Passagem fornecida:
________________________
Fiz outro exercício com os meus alunos. “Se eu disser no meio da rua que gosto só de mulheres loiras de olhos azuis, toda a gente vai gritar que é racismo. Mas se, pelo contrário, eu disser que gosto só de mulheres negras de cabelo carapinha, aí toda a gente vai achar que sou um tipo porreiro”, passe a expressão. No meu caso, ainda mais porreiro, por ser clarinho, e fico assim ilibado desse “crime” de ter nascido com a cor da minha mãe e não com a do meu pai! Todos concordaram que é assim mesmo.
Isto, sim, é preconceito racial introduzido, deliberadamente, na sociedade cabo-verdiana, por motivos ideológicos.
Mas o pior é que há um reviver irresponsável destas imposições de índole autoritária. Já ouvi afirmações de que “os nossos empresários têm que investir em África porque somos africanos”. Ouvi até um jovem deputado a defender na televisão nacional que o Governo devia tomar medidas que obrigassem os empresários nacionais a investir no continente!! Tudo isto é grave e tem que ser combatido.
________________________
Instrução dada A: Por favor, atualize o texto sobre preconceito racial desde "Fiz outro exercício" até "por motivos ideológicos.", inclusive, trocando "alunos" por "estudantes".
Instrução dada B: Prossiga o texto sobre preconceito racial a partir do ponto em que ele termina.
________________________
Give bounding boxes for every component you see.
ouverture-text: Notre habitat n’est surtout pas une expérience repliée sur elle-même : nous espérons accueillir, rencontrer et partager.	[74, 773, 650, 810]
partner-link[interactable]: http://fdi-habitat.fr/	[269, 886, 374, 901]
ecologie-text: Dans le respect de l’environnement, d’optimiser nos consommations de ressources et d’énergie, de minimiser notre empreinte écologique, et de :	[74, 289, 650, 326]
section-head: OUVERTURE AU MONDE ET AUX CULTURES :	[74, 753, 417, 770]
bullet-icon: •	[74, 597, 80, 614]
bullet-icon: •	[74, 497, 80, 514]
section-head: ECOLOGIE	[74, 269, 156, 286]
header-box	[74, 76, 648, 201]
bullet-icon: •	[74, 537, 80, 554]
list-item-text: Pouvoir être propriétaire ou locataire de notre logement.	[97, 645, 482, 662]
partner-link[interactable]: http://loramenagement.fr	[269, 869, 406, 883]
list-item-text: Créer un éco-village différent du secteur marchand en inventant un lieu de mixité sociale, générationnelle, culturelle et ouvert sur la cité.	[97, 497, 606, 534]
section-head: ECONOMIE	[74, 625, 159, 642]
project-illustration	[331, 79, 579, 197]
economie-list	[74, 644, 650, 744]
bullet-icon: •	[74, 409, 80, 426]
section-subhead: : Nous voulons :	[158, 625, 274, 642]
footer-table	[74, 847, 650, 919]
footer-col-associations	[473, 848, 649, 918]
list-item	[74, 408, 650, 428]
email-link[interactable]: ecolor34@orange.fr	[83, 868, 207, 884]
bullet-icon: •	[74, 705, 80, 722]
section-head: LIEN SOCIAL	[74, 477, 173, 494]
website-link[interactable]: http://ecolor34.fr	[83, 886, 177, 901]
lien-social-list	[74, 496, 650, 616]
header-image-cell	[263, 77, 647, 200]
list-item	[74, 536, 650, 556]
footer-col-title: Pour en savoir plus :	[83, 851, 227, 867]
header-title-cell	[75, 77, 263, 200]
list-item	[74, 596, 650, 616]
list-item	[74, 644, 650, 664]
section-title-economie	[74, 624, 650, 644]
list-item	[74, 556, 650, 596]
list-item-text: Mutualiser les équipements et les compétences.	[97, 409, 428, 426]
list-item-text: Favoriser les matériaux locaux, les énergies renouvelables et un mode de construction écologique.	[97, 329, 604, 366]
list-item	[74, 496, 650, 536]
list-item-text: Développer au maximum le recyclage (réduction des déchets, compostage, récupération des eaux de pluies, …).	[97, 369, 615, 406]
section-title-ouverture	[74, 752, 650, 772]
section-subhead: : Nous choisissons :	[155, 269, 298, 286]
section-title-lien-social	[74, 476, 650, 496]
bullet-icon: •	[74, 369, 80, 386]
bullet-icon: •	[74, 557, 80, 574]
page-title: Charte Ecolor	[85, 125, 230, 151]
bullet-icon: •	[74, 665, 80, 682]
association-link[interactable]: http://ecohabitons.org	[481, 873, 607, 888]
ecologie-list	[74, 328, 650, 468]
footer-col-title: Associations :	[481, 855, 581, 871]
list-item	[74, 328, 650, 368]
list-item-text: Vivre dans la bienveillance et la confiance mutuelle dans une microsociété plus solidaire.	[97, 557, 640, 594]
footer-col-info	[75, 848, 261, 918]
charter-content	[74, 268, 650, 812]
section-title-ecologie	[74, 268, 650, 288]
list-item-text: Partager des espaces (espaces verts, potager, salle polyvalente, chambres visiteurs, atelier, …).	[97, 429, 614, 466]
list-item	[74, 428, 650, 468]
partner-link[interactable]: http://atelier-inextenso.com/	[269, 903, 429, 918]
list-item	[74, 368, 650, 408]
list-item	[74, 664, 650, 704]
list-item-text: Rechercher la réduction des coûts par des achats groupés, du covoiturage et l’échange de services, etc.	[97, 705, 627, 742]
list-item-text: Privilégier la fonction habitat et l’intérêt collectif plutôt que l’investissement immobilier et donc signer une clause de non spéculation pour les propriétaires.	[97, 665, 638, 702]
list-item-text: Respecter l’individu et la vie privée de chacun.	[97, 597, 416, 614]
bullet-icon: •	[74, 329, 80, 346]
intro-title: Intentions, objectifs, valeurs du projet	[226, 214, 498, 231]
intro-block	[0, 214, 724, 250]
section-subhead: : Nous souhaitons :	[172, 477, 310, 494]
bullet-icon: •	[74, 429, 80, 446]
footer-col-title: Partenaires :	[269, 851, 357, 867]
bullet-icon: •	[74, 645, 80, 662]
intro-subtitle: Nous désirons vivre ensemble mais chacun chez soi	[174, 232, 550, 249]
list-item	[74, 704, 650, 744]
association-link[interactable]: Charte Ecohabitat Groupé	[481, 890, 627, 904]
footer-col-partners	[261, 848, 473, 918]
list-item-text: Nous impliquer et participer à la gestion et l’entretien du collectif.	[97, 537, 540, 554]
________________________
Resposta à tarefa A:
Fiz outro exercício com os meus estudantes. “Se eu disser no meio da rua que gosto só de mulheres loiras de olhos azuis, toda a gente vai gritar que é racismo. Mas se, pelo contrário, eu disser que gosto só de mulheres negras de cabelo carapinha, aí toda a gente vai achar que sou um tipo porreiro”, passe a expressão. No meu caso, ainda mais porreiro, por ser clarinho, e fico assim ilibado desse “crime” de ter nascido com a cor da minha mãe e não com a do meu pai! Todos concordaram que é assim mesmo.
Isto, sim, é preconceito racial introduzido, deliberadamente, na sociedade cabo-verdiana, por motivos ideológicos.

Resposta à tarefa B:
Esta tentativa de imposição aos empresários, de índole claramente totalitária, não será ela própria racista?
Só por aqui vemos o desnorte de toda uma nação, a quem se tentou impor, por exemplo, o “pano di terra”, porque lembra África. No tempo da independência, também se falou em mudar de hábitos e passar a comer com as mãos. Felizmente, o povo não vai nessas conversas…
Todas as sociedades possuem elites que tentam através das gerações manter-se na zona do poder, seja ele político, financeiro ou mesmo a nível do conhecimento. Lembro-me do meu tempo de estudante em Portugal, de alguns colegas portugueses de esquerda a vociferarem contra o facto das “grandes famílias”, os Mello, os Espírito Santo, etc., terem tomado conta novamente das grandes empresas do país aquando do processo de privatizações.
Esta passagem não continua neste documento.